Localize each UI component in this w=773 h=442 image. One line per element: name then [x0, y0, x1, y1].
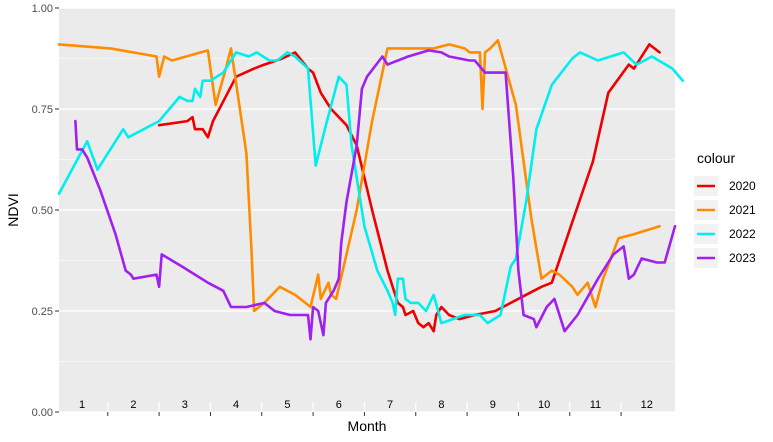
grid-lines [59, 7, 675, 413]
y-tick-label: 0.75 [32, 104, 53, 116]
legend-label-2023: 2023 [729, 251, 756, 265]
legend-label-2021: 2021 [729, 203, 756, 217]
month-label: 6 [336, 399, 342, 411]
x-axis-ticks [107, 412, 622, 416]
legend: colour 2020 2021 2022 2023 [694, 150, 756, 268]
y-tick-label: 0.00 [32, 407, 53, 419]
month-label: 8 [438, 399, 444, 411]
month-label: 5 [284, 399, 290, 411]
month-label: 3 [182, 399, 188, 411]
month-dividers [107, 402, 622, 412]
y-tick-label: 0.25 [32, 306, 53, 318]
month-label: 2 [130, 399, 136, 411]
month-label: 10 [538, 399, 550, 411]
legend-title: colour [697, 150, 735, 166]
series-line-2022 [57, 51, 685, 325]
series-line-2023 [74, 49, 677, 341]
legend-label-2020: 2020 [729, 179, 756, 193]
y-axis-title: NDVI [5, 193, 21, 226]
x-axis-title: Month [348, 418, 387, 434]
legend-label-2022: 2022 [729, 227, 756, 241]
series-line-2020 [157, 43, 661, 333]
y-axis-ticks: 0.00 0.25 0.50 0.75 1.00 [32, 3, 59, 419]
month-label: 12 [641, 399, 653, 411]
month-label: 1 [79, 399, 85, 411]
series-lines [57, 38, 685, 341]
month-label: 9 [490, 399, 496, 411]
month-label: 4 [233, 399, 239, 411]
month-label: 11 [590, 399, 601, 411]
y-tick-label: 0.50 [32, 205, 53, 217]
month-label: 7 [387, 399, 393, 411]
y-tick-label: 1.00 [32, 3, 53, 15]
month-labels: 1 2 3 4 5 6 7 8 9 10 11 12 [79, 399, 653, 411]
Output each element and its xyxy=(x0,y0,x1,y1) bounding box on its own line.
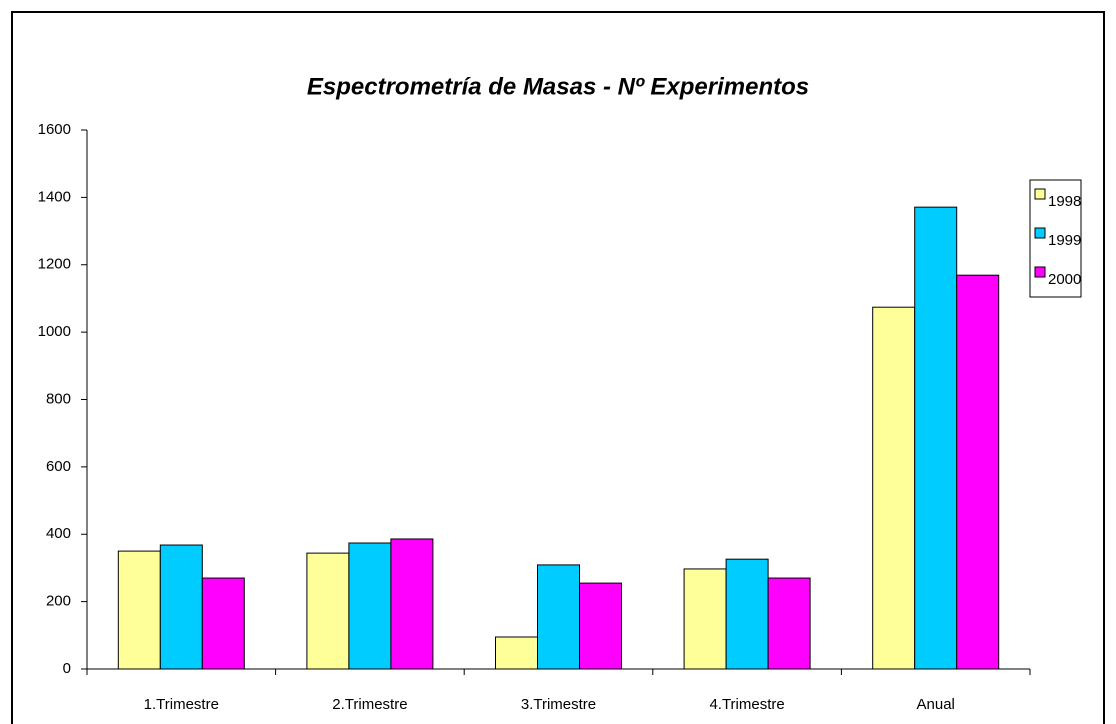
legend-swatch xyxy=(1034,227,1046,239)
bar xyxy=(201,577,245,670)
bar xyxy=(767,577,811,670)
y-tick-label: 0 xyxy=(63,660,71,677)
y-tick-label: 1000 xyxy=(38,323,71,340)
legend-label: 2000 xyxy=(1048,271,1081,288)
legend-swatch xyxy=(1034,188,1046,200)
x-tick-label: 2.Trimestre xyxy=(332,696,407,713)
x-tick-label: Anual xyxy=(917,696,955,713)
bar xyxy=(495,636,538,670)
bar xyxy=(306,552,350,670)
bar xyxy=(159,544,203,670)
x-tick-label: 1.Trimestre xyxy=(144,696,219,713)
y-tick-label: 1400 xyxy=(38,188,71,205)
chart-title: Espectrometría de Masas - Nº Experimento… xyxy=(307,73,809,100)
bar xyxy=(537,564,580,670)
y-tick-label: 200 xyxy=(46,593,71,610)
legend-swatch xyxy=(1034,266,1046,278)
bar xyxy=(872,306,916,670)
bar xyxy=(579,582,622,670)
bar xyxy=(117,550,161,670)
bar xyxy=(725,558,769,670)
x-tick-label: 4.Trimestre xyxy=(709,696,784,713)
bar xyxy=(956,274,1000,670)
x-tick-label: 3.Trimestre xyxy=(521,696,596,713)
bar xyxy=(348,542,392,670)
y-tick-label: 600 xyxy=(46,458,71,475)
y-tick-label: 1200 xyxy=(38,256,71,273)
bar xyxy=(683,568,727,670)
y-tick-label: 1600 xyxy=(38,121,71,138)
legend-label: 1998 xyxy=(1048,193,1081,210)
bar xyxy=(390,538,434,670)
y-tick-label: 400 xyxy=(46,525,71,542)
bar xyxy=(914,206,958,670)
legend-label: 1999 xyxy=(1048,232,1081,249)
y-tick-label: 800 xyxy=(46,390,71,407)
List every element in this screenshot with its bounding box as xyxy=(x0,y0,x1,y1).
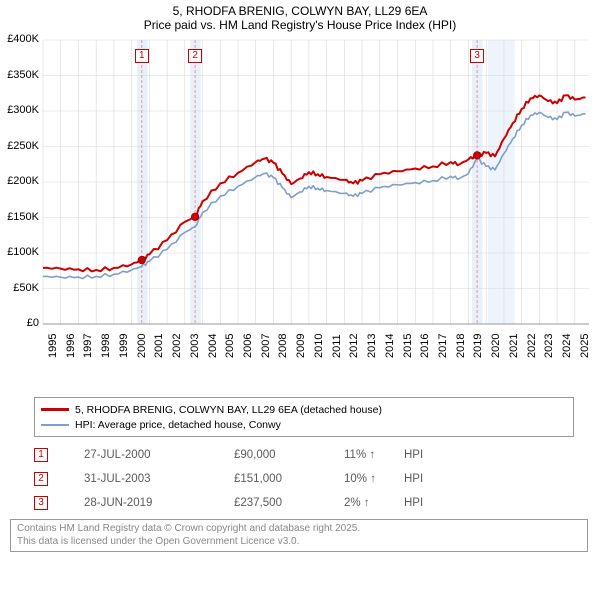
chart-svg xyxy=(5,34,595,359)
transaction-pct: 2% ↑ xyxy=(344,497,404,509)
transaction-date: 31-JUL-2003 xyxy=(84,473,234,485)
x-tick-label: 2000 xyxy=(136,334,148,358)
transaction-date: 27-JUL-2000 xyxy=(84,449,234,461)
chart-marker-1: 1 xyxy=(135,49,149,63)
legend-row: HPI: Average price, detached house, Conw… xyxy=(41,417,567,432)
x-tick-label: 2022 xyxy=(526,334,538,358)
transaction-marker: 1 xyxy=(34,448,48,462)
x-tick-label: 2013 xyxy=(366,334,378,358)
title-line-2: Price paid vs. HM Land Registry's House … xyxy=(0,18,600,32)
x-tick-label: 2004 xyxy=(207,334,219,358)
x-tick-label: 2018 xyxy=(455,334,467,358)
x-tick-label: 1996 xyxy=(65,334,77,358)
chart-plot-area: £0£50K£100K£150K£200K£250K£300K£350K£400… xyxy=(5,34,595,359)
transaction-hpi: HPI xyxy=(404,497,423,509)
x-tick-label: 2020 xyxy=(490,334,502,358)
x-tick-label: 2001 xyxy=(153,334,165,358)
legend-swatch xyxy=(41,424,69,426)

→ PROBLEM STATEMENT
Format every line of the entries above as a Markdown table with the columns "Row" and "Line," giving each row its number and the line's text and leaving out blank lines. Omit the picture placeholders from the table.

→ SOLVED EXERCISE
| Row | Line |
|---|---|
| 1 | Localize each UI component in this w=773 h=442 image. One line per element: name then [x0, y0, x1, y1]. |
| 2 | grid-lines [59, 7, 675, 413] |
| 3 | y-tick-label: 0.75 [32, 104, 53, 116] |
| 4 | legend-label-2023: 2023 [729, 251, 756, 265] |
| 5 | legend-label-2021: 2021 [729, 203, 756, 217] |
| 6 | month-label: 6 [336, 399, 342, 411] |
| 7 | x-axis-ticks [107, 412, 622, 416] |
| 8 | legend: colour 2020 2021 2022 2023 [694, 150, 756, 268] |
| 9 | y-tick-label: 0.00 [32, 407, 53, 419] |
| 10 | month-label: 8 [438, 399, 444, 411] |
| 11 | month-label: 5 [284, 399, 290, 411] |
| 12 | month-label: 3 [182, 399, 188, 411] |
| 13 | month-dividers [107, 402, 622, 412] |
| 14 | y-tick-label: 0.25 [32, 306, 53, 318] |
| 15 | month-label: 2 [130, 399, 136, 411] |
| 16 | month-label: 10 [538, 399, 550, 411] |
| 17 | legend-title: colour [697, 150, 735, 166] |
| 18 | series-line-2022 [57, 51, 685, 325] |
| 19 | series-line-2023 [74, 49, 677, 341] |
| 20 | legend-label-2020: 2020 [729, 179, 756, 193] |
| 21 | y-axis-title: NDVI [5, 193, 21, 226] |
| 22 | x-axis-title: Month [348, 418, 387, 434] |
| 23 | legend-label-2022: 2022 [729, 227, 756, 241] |
| 24 | series-line-2020 [157, 43, 661, 333] |
| 25 | y-axis-ticks: 0.00 0.25 0.50 0.75 1.00 [32, 3, 59, 419] |
| 26 | month-label: 12 [641, 399, 653, 411] |
| 27 | month-label: 1 [79, 399, 85, 411] |
| 28 | series-lines [57, 38, 685, 341] |
| 29 | month-label: 9 [490, 399, 496, 411] |
| 30 | month-label: 4 [233, 399, 239, 411] |
| 31 | month-label: 11 [590, 399, 601, 411] |
| 32 | y-tick-label: 0.50 [32, 205, 53, 217] |
| 33 | month-label: 7 [387, 399, 393, 411] |
| 34 | y-tick-label: 1.00 [32, 3, 53, 15] |
| 35 | month-labels: 1 2 3 4 5 6 7 8 9 10 11 12 [79, 399, 653, 411] |
| 36 | Output each element and its xyxy=(x0,y0,x1,y1) bounding box on its own line. |
| 37 | legend-swatch xyxy=(1034,227,1046,239) |
| 38 | bar xyxy=(201,577,245,670) |
| 39 | bar xyxy=(767,577,811,670) |
| 40 | y-tick-label: 0 xyxy=(63,660,71,677) |
| 41 | y-tick-label: 1000 xyxy=(38,323,71,340) |
| 42 | legend-label: 2000 xyxy=(1048,271,1081,288) |
| 43 | legend-swatch xyxy=(1034,188,1046,200) |
| 44 | x-tick-label: 2.Trimestre xyxy=(332,696,407,713) |
| 45 | x-tick-label: Anual xyxy=(917,696,955,713) |
| 46 | bar xyxy=(495,636,538,670) |
| 47 | bar xyxy=(306,552,350,670) |
| 48 | bar xyxy=(159,544,203,670) |
| 49 | x-tick-label: 1.Trimestre xyxy=(144,696,219,713) |
| 50 | y-tick-label: 1400 xyxy=(38,188,71,205) |
| 51 | chart-title: Espectrometría de Masas - Nº Experimento… xyxy=(307,73,809,100) |
| 52 | bar xyxy=(537,564,580,670) |
| 53 | y-tick-label: 200 xyxy=(46,593,71,610) |
| 54 | legend-swatch xyxy=(1034,266,1046,278) |
| 55 | bar xyxy=(872,306,916,670) |
| 56 | bar xyxy=(579,582,622,670) |
| 57 | bar xyxy=(117,550,161,670) |
| 58 | bar xyxy=(725,558,769,670) |
| 59 | x-tick-label: 4.Trimestre xyxy=(709,696,784,713) |
| 60 | bar xyxy=(956,274,1000,670) |
| 61 | x-tick-label: 3.Trimestre xyxy=(521,696,596,713) |
| 62 | bar xyxy=(348,542,392,670) |
| 63 | y-tick-label: 600 xyxy=(46,458,71,475) |
| 64 | y-tick-label: 1200 xyxy=(38,256,71,273) |
| 65 | bar xyxy=(683,568,727,670) |
| 66 | y-tick-label: 1600 xyxy=(38,121,71,138) |
| 67 | legend-label: 1998 xyxy=(1048,193,1081,210) |
| 68 | bar xyxy=(390,538,434,670) |
| 69 | y-tick-label: 400 xyxy=(46,525,71,542) |
| 70 | bar xyxy=(914,206,958,670) |
| 71 | legend-label: 1999 xyxy=(1048,232,1081,249) |
| 72 | y-tick-label: 800 xyxy=(46,390,71,407) |
| 73 | List every element in this screenshot with its bounding box as xyxy=(x0,y0,x1,y1). |
| 74 | chart-svg xyxy=(5,34,595,359) |
| 75 | transaction-pct: 2% ↑ xyxy=(344,497,404,509) |
| 76 | transaction-date: 31-JUL-2003 xyxy=(84,473,234,485) |
| 77 | x-tick-label: 2000 xyxy=(136,334,148,358) |
| 78 | transaction-date: 27-JUL-2000 xyxy=(84,449,234,461) |
| 79 | chart-marker-1: 1 xyxy=(135,49,149,63) |
| 80 | legend-row: HPI: Average price, detached house, Conw… xyxy=(41,417,567,432) |
| 81 | x-tick-label: 2022 xyxy=(526,334,538,358) |
| 82 | transaction-marker: 1 xyxy=(34,448,48,462) |
| 83 | x-tick-label: 2013 xyxy=(366,334,378,358) |
| 84 | title-line-2: Price paid vs. HM Land Registry's House … xyxy=(0,18,600,32) |
| 85 | x-tick-label: 2004 xyxy=(207,334,219,358) |
| 86 | x-tick-label: 2018 xyxy=(455,334,467,358) |
| 87 | x-tick-label: 1996 xyxy=(65,334,77,358) |
| 88 | chart-plot-area: £0£50K£100K£150K£200K£250K£300K£350K£400… xyxy=(5,34,595,359) |
| 89 | transaction-hpi: HPI xyxy=(404,497,423,509) |
| 90 | x-tick-label: 2020 xyxy=(490,334,502,358) |
| 91 | x-tick-label: 2001 xyxy=(153,334,165,358) |
| 92 | legend-swatch xyxy=(41,424,69,426) |